- Tujuan Tugas -
Tuliskan ulang seluruh teks sumber di bawah ini kata demi kata, tanpa mengubah apa pun.

- Teks Sumber -
<<<<

Harta, Tahta, dan Newcastle United

Asesor SDM Aparatur Ditjen Pendidikan Islam Kemenag
Harta, Tahta, dan Newcastle United 15/10/2021 998 view Politik middleeasteye.net

Pembelian klub sepak bola Newcastle United mengukuhkan dominasi negara Timur Tengah atas penguasaan klub sepak bola Eropa. Pangeran Mohammad Bin Salman (MBS), melalui Public Investmen Fund, menguasai 80 persen saham Newcastle United. Langkah ini menyusul kepemilikan Syeikh Nasser El Khelaifi dari Qatar Sport Investment atas klub Paris Saint Germain (Prancis) dan Syeikh Mansour dari UEA atas Manchester City. Saat ini, dengan kekayaan masing-masing, Arab Saudi, UEA, dan Qatar menjadi pihak di balik sepuluh besar klub sepak bola terkaya di dunia.

>>>>

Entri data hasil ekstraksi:
<<<<

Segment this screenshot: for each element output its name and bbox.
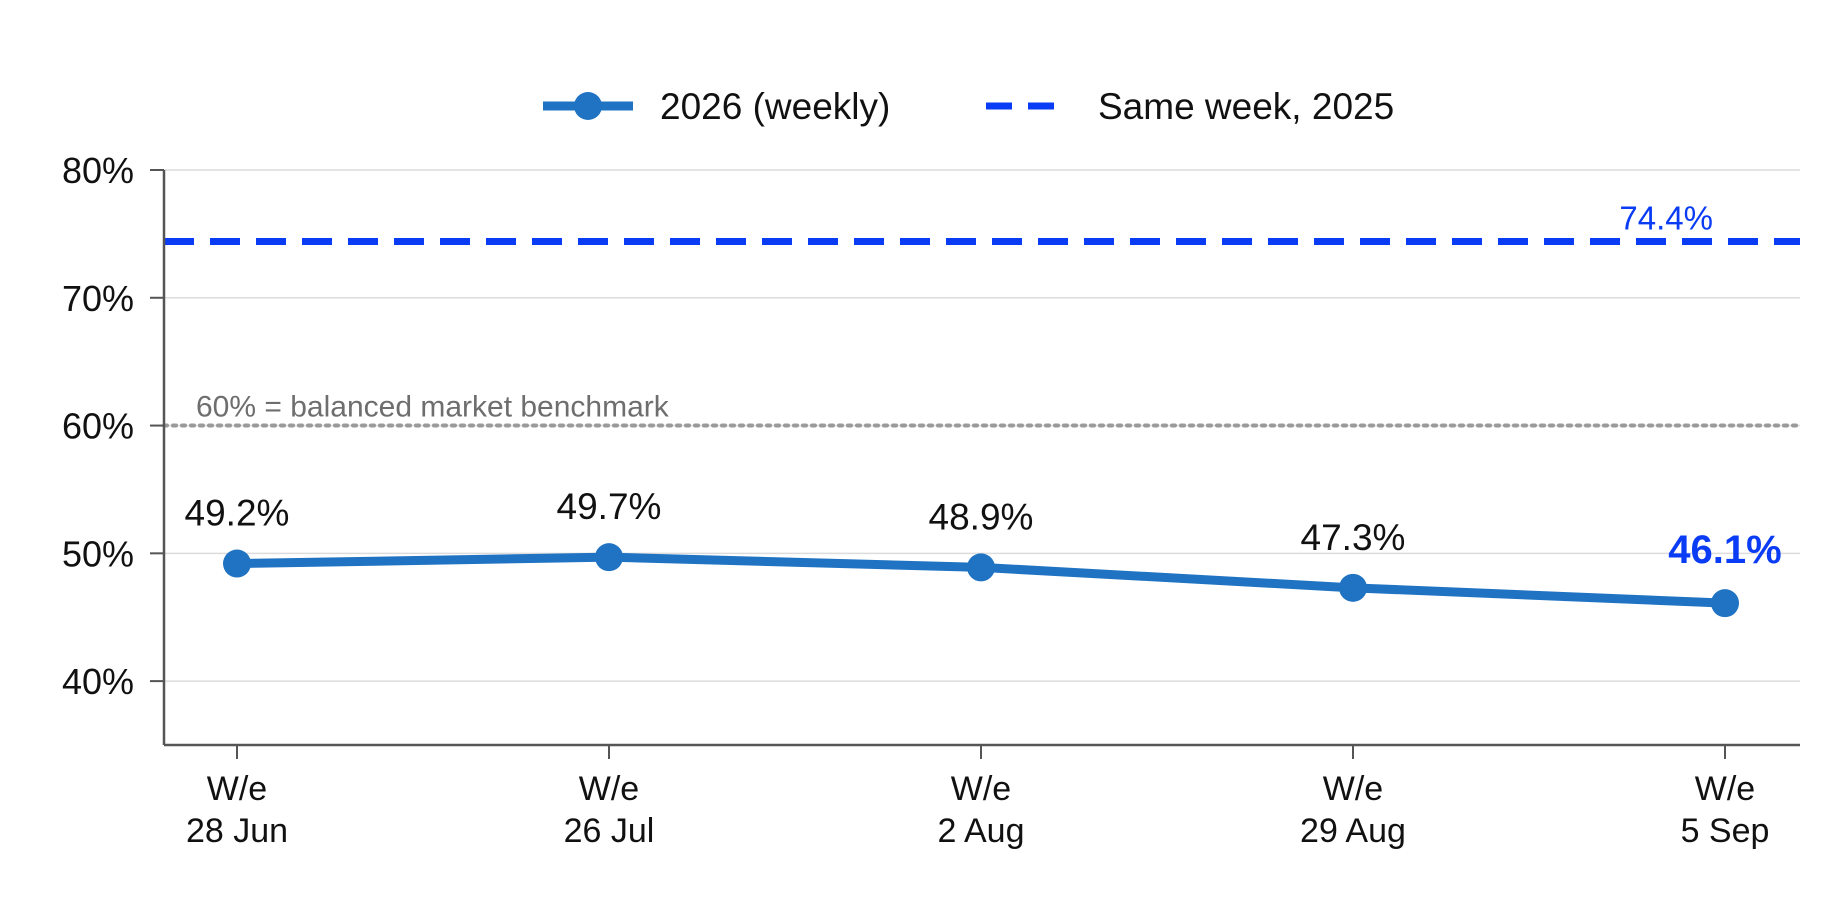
series-layer [223,543,1739,618]
reference-lines: 74.4% 60% = balanced market benchmark [162,200,1802,428]
legend-label-2026: 2026 (weekly) [660,86,890,127]
data-point [1711,589,1739,618]
data-label: 49.2% [185,493,290,534]
x-tick-label: W/e 26 Jul [564,770,655,850]
axes: 40% 50% 60% 70% 80% W/e 28 Jun W/e 26 Jul W/e 2 Au… [62,150,1800,850]
benchmark-label: 60% = balanced market benchmark [196,391,670,424]
data-point [1339,573,1367,602]
data-point [595,543,623,572]
reference-line-2025-label: 74.4% [1619,200,1713,237]
data-labels: 49.2% 49.7% 48.9% 47.3% 46.1% [185,486,1782,572]
data-label: 47.3% [1301,517,1406,558]
x-tick-label: W/e 5 Sep [1681,770,1770,850]
data-label: 48.9% [929,496,1034,537]
legend-marker-2026 [574,92,602,120]
x-tick-label: W/e 2 Aug [938,770,1025,850]
y-tick-label: 70% [62,278,134,319]
y-tick-label: 50% [62,533,134,574]
legend-label-2025: Same week, 2025 [1098,86,1394,127]
legend: 2026 (weekly) Same week, 2025 [543,86,1394,127]
y-tick-label: 40% [62,661,134,702]
data-point [223,549,251,578]
x-tick-label: W/e 29 Aug [1300,770,1406,850]
y-tick-label: 80% [62,150,134,191]
data-point [967,553,995,582]
y-tick-label: 60% [62,406,134,447]
x-tick-label: W/e 28 Jun [186,770,288,850]
data-label: 49.7% [557,486,662,527]
data-label-latest: 46.1% [1668,528,1781,572]
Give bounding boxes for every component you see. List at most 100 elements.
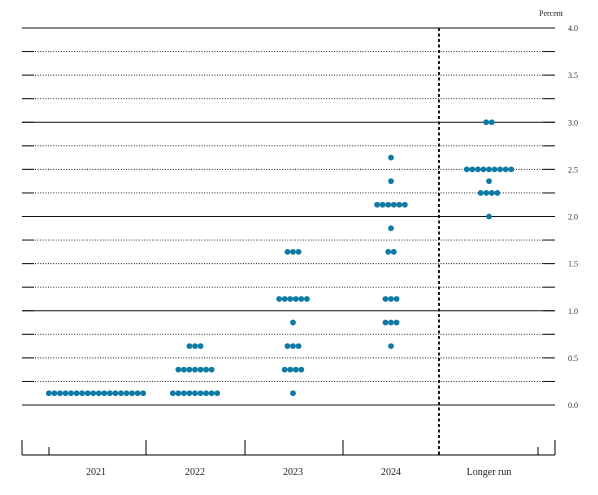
y-tick-label: 2.5 [568,165,578,174]
participant-dot [508,166,515,173]
participant-dot [497,166,503,173]
participant-dot [284,248,291,255]
participant-dot [390,201,397,208]
y-axis-ticks: 4.0 3.5 3.0 2.5 2.0 1.5 1.0 0.5 0.0 [568,24,578,410]
participant-dot [175,390,182,397]
participant-dot [486,166,492,173]
participant-dot [396,201,403,208]
participant-dot [303,296,310,302]
participant-dot [57,390,63,397]
participant-dot [494,190,501,196]
participant-dot [197,343,204,349]
participant-dot [186,366,193,373]
dots [45,119,515,397]
participant-dot [292,296,299,302]
participant-dot [214,390,221,397]
participant-dot [208,390,215,397]
participant-dot [192,390,198,397]
participant-dot [129,390,135,397]
participant-dot [388,178,394,185]
participant-dot [68,390,74,397]
participant-dot [51,390,58,397]
participant-dot [101,390,108,397]
x-category-label: 2024 [381,467,401,478]
participant-dot [390,248,397,255]
x-category-label: 2023 [283,467,303,478]
participant-dot [483,119,490,126]
participant-dot [475,166,481,173]
y-tick-label: 2.0 [568,213,578,222]
participant-dot [287,296,294,302]
participant-dot [382,319,389,326]
participant-dot [181,390,187,397]
participant-dot [486,213,492,220]
participant-dot [382,296,389,302]
participant-dot [295,248,302,255]
x-axis: 2021 2022 2023 2024 Longer run [21,440,556,478]
participant-dot [292,366,299,373]
participant-dot [281,366,288,373]
participant-dot [123,390,130,397]
participant-dot [281,296,288,302]
participant-dot [284,343,291,349]
participant-dot [290,390,296,397]
participant-dot [491,166,498,173]
x-category-label: 2022 [185,467,205,478]
participant-dot [379,201,386,208]
participant-dot [393,319,400,326]
participant-dot [79,390,86,397]
participant-dot [169,390,176,397]
gridlines [22,27,555,406]
participant-dot [192,366,198,373]
participant-dot [388,154,394,161]
participant-dot [290,319,296,326]
participant-dot [290,248,296,255]
participant-dot [197,366,204,373]
y-tick-label: 0.0 [568,401,578,410]
participant-dot [295,343,302,349]
participant-dot [463,166,470,173]
participant-dot [118,390,124,397]
participant-dot [208,366,215,373]
participant-dot [203,366,210,373]
participant-dot [95,390,102,397]
participant-dot [385,201,392,208]
participant-dot [90,390,97,397]
participant-dot [298,296,305,302]
y-tick-label: 3.0 [568,118,578,127]
participant-dot [186,343,193,349]
participant-dot [175,366,182,373]
participant-dot [197,390,204,397]
participant-dot [203,390,210,397]
participant-dot [502,166,509,173]
participant-dot [84,390,91,397]
participant-dot [112,390,119,397]
participant-dot [106,390,113,397]
y-tick-label: 4.0 [568,24,578,33]
y-tick-label: 1.5 [568,260,578,269]
participant-dot [388,319,394,326]
participant-dot [73,390,80,397]
participant-dot [477,190,484,196]
participant-dot [276,296,283,302]
participant-dot [488,119,495,126]
participant-dot [401,201,408,208]
participant-dot [469,166,476,173]
y-tick-label: 0.5 [568,354,578,363]
y-tick-label: 1.0 [568,307,578,316]
unit-label: Percent [539,9,564,18]
participant-dot [388,296,394,302]
y-tick-label: 3.5 [568,71,578,80]
participant-dot [393,296,400,302]
participant-dot [181,366,187,373]
participant-dot [134,390,141,397]
participant-dot [388,343,394,349]
participant-dot [192,343,198,349]
participant-dot [298,366,305,373]
participant-dot [287,366,294,373]
participant-dot [186,390,193,397]
participant-dot [374,201,381,208]
participant-dot [488,190,495,196]
participant-dot [486,178,492,185]
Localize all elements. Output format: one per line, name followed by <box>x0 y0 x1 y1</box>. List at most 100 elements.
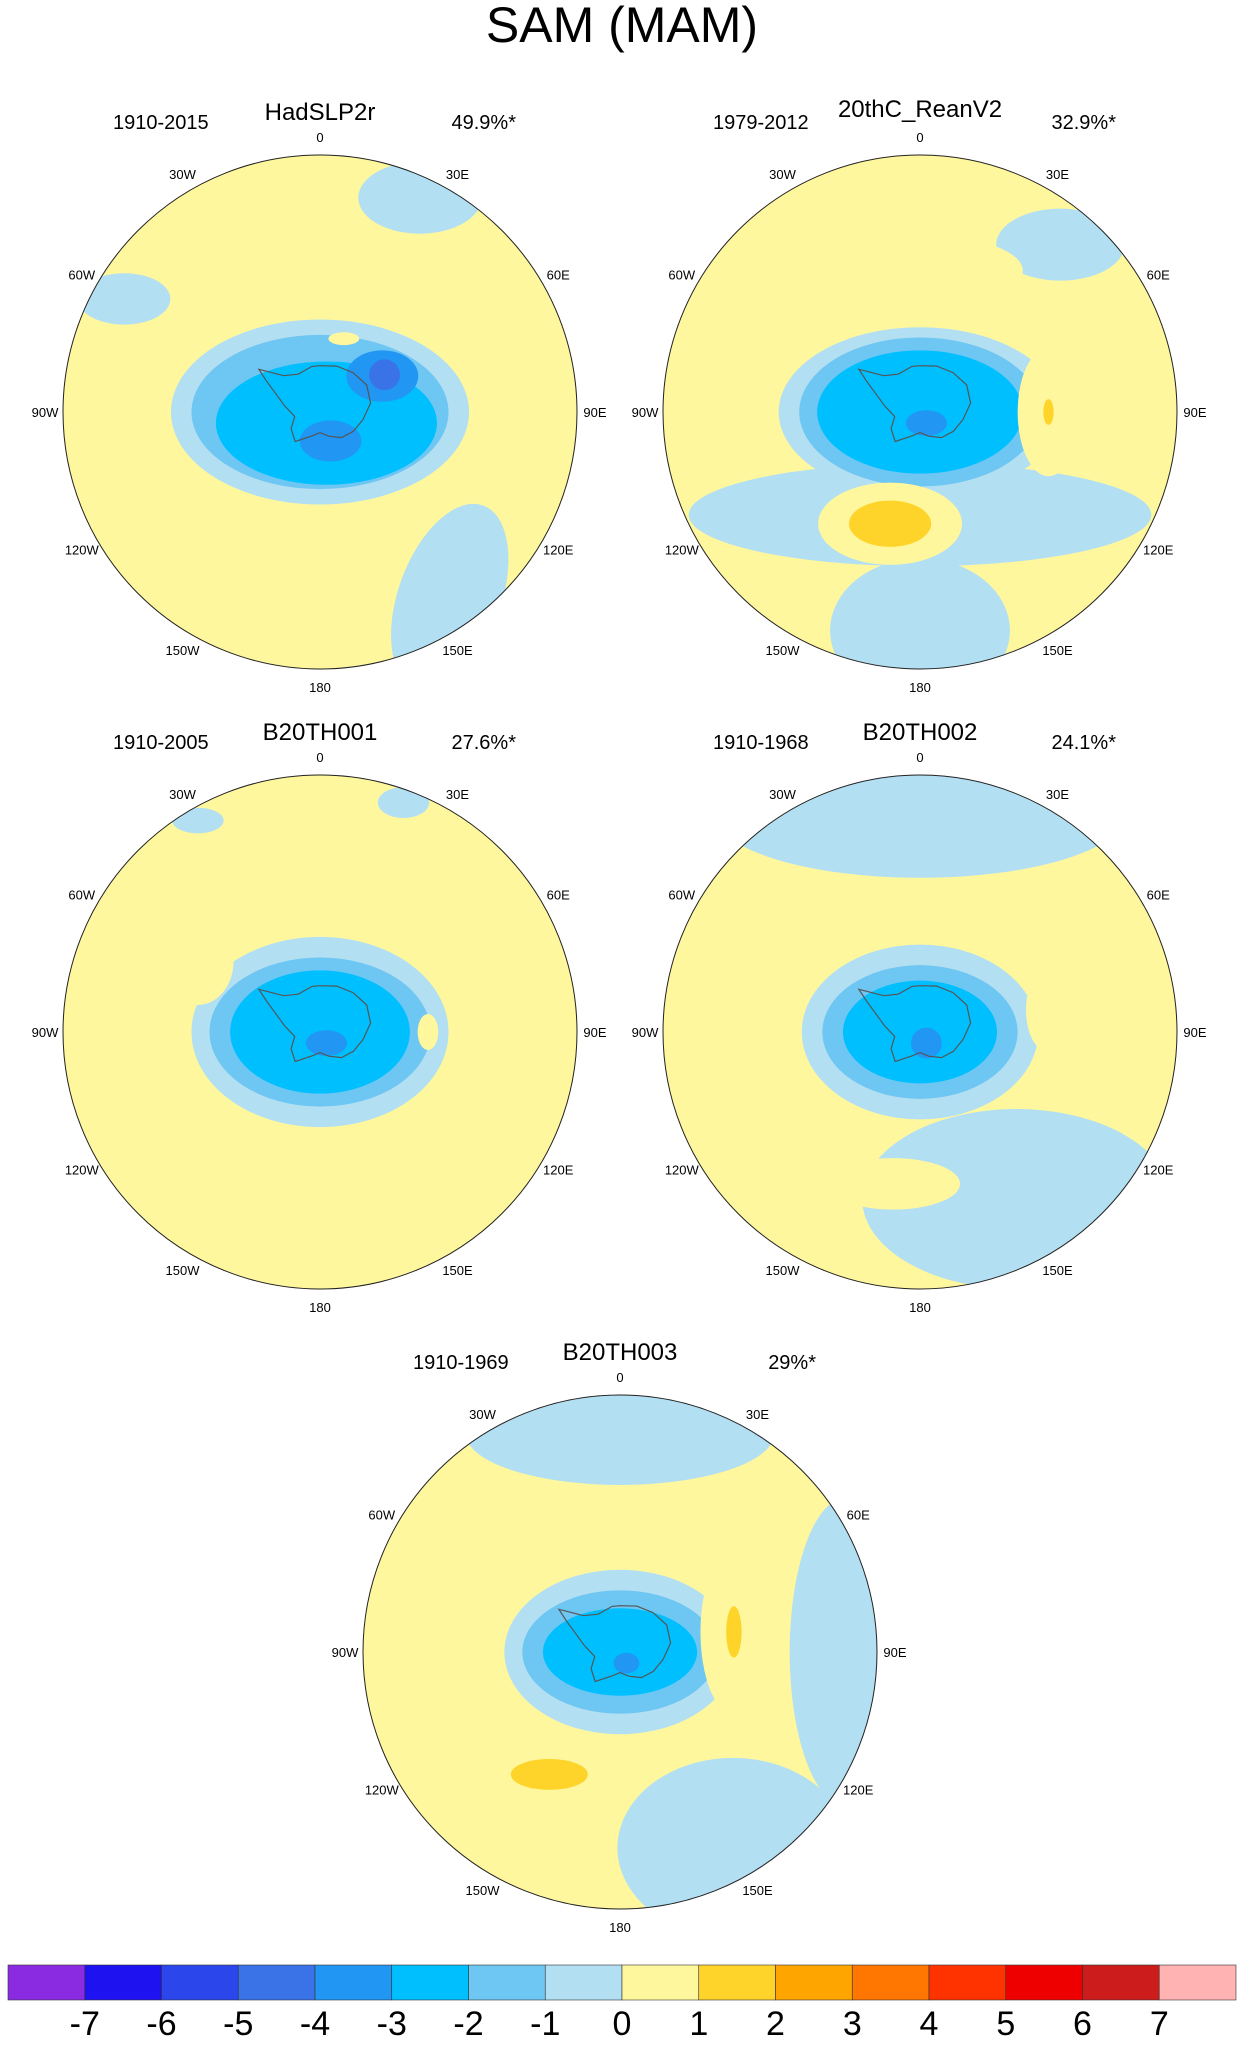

>>>>

- Jawaban Benar -
Harta, Tahta, dan Newcastle United

Asesor SDM Aparatur Ditjen Pendidikan Islam Kemenag
Harta, Tahta, dan Newcastle United 15/10/2021 998 view Politik middleeasteye.net

Pembelian klub sepak bola Newcastle United mengukuhkan dominasi negara Timur Tengah atas penguasaan klub sepak bola Eropa. Pangeran Mohammad Bin Salman (MBS), melalui Public Investmen Fund, menguasai 80 persen saham Newcastle United. Langkah ini menyusul kepemilikan Syeikh Nasser El Khelaifi dari Qatar Sport Investment atas klub Paris Saint Germain (Prancis) dan Syeikh Mansour dari UEA atas Manchester City. Saat ini, dengan kekayaan masing-masing, Arab Saudi, UEA, dan Qatar menjadi pihak di balik sepuluh besar klub sepak bola terkaya di dunia.